▶ **What this task involves**
In the records below, tally every line containing "name". Report only the total.
:::::
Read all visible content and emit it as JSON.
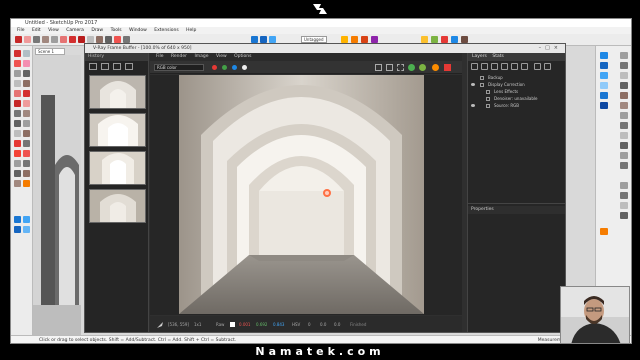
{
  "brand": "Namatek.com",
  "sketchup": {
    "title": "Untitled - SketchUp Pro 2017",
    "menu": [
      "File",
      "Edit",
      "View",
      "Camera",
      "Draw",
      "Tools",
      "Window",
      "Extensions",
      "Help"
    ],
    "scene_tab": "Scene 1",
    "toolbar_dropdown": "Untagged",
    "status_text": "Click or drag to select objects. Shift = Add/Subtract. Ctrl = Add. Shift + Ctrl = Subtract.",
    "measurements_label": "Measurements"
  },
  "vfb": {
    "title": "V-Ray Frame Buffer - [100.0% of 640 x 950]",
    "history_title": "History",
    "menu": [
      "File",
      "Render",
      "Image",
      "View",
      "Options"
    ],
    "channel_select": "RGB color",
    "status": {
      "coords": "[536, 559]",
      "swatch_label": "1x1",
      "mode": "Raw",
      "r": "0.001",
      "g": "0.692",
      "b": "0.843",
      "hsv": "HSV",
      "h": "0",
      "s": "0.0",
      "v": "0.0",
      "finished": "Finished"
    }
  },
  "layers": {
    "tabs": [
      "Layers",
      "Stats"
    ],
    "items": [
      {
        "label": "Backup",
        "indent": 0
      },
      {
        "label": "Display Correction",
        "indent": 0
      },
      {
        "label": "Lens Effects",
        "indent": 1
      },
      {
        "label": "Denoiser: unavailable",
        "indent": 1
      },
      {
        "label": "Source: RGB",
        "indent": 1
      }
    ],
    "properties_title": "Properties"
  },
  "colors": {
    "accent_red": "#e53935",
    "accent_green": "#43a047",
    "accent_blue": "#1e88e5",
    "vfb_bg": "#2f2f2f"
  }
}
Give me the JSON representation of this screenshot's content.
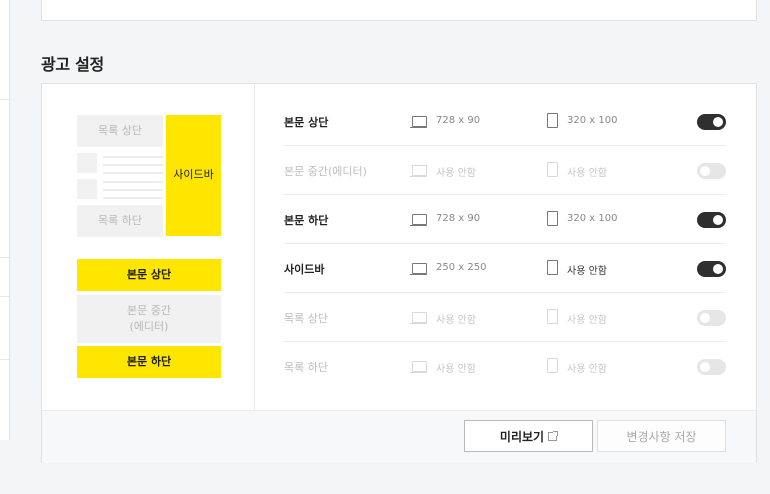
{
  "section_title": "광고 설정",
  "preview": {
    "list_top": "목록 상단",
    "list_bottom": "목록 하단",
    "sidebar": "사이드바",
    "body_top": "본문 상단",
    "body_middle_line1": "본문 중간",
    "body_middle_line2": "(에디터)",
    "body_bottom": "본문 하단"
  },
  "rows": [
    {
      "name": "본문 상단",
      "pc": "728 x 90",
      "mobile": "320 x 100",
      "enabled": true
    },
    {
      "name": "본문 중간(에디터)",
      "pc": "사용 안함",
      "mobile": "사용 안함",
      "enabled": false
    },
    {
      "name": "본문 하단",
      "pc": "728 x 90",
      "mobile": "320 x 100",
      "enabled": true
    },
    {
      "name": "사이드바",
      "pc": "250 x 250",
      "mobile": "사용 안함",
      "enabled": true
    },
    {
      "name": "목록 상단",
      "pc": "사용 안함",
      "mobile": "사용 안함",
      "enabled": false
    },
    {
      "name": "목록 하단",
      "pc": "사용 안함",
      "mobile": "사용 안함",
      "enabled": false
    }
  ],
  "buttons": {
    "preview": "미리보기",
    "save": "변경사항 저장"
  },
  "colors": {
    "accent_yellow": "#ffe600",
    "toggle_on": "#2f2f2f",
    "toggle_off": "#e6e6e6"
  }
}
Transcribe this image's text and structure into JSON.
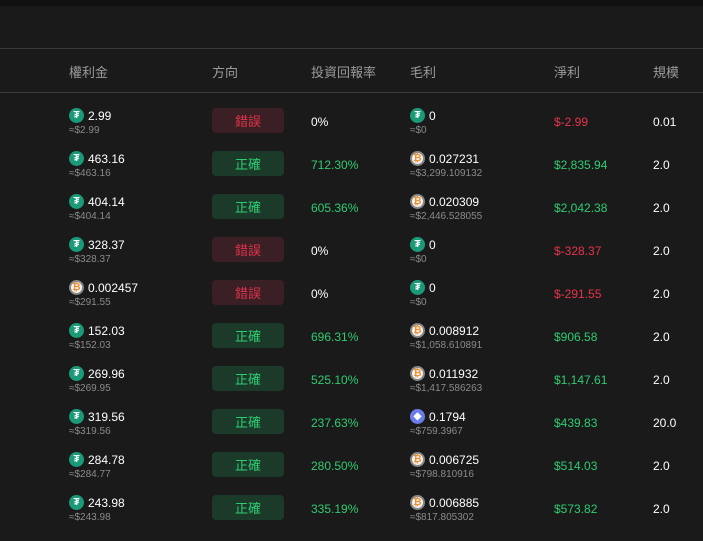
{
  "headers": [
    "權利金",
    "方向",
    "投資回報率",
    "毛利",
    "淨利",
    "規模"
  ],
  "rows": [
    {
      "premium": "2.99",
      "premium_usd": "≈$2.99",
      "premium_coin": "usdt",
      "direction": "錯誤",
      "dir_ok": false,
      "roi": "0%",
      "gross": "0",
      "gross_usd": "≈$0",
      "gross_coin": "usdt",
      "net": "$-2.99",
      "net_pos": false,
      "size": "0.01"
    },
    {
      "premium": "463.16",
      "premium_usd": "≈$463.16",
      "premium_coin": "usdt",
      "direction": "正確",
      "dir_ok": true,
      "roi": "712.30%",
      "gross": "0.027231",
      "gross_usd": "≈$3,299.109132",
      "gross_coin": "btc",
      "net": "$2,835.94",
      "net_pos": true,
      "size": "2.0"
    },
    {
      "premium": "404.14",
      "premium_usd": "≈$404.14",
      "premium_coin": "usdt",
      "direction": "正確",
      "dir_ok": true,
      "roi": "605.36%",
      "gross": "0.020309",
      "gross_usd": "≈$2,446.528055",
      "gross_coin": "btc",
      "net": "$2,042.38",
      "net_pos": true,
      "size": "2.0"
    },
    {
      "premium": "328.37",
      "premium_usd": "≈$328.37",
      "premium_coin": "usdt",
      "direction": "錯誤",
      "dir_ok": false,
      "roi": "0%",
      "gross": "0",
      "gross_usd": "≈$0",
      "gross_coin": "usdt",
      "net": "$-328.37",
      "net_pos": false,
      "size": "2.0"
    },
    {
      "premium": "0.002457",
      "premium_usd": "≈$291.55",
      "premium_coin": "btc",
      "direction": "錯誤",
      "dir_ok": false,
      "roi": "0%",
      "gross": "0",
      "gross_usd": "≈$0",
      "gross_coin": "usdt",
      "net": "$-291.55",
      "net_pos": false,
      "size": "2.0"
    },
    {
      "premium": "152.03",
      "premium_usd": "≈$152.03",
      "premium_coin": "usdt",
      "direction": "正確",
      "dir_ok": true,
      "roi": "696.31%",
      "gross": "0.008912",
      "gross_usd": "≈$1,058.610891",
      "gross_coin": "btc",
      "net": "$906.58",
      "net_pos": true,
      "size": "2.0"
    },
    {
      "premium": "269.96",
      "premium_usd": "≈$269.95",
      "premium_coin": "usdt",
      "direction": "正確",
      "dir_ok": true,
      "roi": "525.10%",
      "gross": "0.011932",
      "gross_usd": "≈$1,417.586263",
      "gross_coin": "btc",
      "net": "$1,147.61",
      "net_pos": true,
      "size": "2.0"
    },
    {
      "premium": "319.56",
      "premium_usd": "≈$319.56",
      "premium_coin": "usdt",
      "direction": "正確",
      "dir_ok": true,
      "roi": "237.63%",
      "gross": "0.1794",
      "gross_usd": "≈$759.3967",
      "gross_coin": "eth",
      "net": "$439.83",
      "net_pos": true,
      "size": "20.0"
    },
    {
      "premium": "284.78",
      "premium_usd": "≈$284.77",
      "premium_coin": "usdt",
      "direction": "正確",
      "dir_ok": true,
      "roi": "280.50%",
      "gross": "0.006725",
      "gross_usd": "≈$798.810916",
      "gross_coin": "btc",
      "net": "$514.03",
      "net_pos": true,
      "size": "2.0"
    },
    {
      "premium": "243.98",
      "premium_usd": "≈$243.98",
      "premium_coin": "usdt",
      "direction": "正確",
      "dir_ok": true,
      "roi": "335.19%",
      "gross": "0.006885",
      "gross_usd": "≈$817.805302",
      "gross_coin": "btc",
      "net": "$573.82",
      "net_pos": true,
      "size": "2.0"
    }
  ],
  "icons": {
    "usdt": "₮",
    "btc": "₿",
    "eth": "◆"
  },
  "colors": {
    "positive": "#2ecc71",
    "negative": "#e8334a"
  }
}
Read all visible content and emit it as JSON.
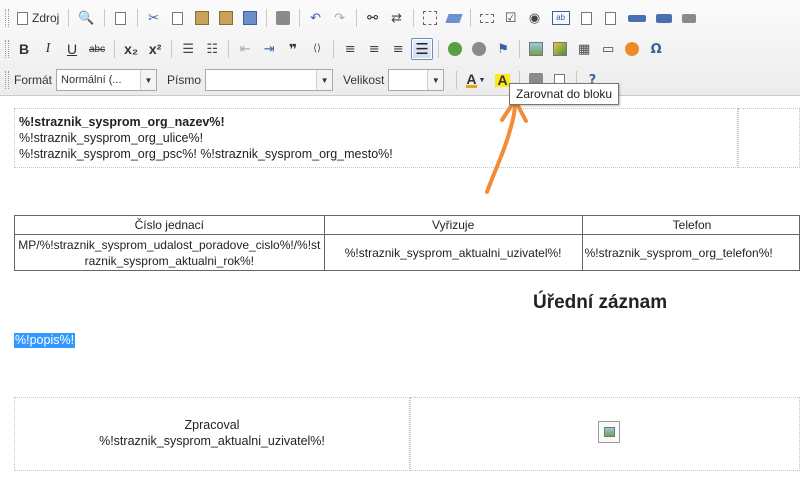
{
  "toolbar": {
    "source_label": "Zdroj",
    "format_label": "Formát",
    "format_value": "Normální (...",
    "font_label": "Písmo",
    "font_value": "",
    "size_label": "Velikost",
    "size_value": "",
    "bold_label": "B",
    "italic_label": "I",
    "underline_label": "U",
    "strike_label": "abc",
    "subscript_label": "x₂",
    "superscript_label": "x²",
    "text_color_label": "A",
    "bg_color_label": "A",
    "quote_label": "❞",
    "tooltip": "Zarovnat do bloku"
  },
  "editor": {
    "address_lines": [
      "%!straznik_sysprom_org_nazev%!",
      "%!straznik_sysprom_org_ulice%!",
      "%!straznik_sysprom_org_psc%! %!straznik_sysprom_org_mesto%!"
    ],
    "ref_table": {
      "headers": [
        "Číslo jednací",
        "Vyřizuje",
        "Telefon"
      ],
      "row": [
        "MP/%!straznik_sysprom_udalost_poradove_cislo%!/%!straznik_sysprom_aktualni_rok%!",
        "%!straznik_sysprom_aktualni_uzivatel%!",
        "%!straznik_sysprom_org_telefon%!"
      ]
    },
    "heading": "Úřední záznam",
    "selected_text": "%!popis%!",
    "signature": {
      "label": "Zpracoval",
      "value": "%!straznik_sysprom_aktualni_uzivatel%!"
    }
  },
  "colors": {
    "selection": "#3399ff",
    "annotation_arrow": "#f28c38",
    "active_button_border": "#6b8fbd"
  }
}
:::::
▶ **Completed exercise**
6